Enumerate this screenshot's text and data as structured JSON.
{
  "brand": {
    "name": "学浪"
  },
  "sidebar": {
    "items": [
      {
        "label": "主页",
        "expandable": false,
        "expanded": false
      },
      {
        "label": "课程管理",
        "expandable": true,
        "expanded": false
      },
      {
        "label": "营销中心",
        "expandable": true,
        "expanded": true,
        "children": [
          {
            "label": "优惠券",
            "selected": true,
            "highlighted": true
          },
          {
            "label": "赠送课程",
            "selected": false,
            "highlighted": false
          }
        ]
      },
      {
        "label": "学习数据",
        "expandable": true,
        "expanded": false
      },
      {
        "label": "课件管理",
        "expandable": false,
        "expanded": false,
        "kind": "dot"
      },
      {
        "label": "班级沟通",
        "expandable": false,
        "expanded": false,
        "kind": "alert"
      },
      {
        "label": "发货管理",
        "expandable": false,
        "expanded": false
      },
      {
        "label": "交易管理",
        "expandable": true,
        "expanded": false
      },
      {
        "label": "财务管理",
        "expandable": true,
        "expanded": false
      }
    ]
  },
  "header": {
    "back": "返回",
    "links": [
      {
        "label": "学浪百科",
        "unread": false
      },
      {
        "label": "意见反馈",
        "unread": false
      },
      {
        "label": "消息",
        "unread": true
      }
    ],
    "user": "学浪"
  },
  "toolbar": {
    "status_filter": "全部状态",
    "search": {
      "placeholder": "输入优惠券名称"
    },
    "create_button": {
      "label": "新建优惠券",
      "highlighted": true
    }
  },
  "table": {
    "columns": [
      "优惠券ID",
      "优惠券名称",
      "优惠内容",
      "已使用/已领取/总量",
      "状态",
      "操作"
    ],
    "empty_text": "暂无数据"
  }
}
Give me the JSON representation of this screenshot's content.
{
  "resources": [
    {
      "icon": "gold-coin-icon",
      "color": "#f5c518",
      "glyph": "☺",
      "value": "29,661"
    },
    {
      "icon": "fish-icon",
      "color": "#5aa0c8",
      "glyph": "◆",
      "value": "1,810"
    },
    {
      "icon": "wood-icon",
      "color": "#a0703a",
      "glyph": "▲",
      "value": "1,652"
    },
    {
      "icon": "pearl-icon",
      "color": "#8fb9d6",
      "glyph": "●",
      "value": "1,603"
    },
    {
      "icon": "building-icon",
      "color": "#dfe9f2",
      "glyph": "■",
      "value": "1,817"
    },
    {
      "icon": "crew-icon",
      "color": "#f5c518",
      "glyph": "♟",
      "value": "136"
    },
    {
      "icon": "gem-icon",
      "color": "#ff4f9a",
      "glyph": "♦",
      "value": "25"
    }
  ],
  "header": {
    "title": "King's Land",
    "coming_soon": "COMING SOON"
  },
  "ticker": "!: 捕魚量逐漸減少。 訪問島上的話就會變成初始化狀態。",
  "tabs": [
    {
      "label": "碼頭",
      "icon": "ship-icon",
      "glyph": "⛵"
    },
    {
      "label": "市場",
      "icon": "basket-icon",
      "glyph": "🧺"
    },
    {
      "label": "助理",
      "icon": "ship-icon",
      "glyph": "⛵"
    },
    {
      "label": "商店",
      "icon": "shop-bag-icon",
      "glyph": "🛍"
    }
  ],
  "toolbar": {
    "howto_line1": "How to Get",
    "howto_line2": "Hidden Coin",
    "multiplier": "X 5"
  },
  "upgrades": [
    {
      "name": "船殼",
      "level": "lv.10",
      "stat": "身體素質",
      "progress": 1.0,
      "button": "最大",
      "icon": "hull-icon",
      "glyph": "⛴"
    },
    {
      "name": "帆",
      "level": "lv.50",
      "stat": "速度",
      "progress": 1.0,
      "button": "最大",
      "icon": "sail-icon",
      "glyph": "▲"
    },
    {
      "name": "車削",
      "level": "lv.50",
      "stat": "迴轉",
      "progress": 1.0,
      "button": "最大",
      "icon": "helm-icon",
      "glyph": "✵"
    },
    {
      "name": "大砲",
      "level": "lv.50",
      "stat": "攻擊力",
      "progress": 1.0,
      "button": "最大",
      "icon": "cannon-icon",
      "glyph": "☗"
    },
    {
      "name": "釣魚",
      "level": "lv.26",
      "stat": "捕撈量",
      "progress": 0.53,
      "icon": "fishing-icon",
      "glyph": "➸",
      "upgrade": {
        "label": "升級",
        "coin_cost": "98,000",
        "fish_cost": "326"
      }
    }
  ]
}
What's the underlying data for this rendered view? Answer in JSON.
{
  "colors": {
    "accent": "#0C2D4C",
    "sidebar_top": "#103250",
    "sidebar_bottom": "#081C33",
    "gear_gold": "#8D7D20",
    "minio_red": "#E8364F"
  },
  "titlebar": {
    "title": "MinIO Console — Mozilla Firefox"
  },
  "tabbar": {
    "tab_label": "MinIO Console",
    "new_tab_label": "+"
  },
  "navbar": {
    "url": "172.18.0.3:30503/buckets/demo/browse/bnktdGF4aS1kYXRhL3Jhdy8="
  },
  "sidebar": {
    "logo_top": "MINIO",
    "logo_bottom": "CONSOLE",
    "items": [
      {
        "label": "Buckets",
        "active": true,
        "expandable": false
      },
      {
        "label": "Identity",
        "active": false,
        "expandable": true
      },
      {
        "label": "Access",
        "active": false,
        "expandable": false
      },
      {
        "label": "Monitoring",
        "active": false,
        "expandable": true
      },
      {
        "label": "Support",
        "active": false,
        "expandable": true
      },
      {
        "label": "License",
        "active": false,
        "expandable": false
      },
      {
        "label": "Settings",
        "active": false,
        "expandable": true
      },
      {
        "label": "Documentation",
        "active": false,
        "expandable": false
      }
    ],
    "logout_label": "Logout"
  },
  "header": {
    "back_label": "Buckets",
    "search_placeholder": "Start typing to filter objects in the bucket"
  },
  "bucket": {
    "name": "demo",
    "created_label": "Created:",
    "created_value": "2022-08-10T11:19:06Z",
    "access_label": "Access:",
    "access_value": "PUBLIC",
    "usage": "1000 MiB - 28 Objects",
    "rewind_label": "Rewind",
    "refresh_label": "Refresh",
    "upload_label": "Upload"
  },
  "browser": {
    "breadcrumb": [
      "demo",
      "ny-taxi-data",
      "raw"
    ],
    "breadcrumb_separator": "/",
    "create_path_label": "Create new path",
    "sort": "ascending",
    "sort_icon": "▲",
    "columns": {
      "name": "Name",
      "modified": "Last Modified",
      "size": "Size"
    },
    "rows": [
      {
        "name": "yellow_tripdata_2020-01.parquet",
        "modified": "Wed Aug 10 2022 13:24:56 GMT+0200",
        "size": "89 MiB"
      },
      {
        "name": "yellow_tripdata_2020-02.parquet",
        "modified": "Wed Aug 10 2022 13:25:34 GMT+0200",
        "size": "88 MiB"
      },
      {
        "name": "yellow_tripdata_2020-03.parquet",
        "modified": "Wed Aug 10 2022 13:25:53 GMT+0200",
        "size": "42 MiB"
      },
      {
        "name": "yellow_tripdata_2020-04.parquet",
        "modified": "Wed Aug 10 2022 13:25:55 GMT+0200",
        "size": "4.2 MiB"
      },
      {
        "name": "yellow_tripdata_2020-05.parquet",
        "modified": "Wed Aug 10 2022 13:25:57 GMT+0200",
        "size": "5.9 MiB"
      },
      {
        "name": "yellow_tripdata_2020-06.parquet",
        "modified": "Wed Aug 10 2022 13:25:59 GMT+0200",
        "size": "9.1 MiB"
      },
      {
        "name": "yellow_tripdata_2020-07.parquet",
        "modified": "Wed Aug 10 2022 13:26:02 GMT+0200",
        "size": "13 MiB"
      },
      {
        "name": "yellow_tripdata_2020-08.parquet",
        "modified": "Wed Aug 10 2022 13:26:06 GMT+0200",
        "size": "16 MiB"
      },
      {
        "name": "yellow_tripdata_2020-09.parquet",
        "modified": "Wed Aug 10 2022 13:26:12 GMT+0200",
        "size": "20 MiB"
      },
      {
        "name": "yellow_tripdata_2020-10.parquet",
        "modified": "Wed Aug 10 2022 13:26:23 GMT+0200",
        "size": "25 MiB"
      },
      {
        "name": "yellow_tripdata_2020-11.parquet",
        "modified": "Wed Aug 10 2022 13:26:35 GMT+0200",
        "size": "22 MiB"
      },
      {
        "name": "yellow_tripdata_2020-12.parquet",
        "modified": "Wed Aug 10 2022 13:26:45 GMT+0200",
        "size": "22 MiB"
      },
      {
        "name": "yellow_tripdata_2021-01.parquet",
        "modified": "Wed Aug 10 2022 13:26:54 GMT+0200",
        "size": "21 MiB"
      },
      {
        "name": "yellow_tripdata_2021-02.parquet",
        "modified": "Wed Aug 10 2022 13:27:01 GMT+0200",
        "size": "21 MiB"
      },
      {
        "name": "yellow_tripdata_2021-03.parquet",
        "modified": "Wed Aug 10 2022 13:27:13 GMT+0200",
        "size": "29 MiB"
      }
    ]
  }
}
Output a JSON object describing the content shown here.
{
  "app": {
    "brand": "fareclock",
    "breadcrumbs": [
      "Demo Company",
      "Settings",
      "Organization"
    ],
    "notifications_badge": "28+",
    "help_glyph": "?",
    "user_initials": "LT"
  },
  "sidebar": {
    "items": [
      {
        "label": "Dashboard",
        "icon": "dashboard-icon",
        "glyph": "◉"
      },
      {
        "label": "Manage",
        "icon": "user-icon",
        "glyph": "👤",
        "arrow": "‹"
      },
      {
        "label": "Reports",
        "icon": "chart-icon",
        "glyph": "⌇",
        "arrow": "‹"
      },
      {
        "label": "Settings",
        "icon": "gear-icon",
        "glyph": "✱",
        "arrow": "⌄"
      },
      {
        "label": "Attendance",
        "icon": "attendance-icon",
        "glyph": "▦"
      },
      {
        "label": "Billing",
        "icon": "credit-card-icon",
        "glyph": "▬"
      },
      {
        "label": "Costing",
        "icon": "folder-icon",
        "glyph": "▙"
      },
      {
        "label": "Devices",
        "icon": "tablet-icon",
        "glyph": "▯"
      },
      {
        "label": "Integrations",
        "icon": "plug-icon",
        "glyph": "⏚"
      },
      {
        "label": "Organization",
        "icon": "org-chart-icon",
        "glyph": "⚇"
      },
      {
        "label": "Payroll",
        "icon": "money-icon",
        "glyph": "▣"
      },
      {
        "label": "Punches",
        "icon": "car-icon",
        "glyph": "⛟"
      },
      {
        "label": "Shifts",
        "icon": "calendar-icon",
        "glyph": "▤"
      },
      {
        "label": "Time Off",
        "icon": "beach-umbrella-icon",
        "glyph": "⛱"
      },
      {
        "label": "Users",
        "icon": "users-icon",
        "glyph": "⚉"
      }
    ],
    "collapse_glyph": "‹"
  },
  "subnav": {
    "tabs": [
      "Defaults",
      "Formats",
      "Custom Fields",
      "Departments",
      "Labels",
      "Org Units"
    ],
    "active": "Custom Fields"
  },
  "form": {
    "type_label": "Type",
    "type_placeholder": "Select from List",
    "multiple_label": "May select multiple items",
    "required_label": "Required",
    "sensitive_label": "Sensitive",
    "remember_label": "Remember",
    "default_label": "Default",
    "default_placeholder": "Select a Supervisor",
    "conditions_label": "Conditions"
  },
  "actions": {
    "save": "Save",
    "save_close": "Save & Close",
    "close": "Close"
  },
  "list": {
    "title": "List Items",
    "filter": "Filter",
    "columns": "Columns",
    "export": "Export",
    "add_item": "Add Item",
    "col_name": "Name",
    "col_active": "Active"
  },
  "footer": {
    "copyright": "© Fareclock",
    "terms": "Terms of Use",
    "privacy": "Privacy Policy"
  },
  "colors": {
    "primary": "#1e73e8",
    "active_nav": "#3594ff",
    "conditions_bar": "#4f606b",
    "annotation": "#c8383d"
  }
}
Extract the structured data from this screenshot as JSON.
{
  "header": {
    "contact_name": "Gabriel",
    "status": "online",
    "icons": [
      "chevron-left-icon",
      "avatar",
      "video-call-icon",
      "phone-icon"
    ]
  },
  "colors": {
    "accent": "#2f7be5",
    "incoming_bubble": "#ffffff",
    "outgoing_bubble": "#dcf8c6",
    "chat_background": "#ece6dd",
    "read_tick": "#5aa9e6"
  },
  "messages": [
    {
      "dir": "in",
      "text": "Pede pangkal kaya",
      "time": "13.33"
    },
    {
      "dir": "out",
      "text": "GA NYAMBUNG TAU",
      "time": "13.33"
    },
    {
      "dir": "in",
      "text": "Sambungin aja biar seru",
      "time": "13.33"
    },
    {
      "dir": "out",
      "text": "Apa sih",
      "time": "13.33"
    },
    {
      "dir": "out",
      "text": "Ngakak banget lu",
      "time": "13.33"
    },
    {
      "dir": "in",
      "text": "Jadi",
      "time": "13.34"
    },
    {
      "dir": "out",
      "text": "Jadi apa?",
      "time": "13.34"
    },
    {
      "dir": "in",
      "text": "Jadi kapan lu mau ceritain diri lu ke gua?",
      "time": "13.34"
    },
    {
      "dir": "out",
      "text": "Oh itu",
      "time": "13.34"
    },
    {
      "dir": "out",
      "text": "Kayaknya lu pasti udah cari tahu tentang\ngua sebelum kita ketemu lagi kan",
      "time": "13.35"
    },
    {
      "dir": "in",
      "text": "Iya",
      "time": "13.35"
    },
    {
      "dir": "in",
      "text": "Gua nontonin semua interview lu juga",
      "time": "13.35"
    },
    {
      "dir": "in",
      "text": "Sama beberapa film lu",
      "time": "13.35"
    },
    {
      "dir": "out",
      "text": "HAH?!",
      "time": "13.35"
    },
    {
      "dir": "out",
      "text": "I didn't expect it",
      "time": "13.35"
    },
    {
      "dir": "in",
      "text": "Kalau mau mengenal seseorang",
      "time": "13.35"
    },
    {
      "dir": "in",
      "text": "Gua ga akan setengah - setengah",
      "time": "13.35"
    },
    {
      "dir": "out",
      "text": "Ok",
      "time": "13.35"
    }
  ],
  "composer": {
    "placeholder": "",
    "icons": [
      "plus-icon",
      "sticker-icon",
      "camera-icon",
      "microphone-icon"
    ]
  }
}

__DESCRIPTION OF THE TASK__
Which lines of the material contain the string "JSON"? List each of them.

__THE RESPONSE__
Enumerate this screenshot's text and data as structured JSON.
Give me the JSON representation of this screenshot's content.
What's the underlying data for this rendered view? Answer in JSON.
Output a JSON object describing the content shown here.
Extract the structured data from this screenshot as JSON.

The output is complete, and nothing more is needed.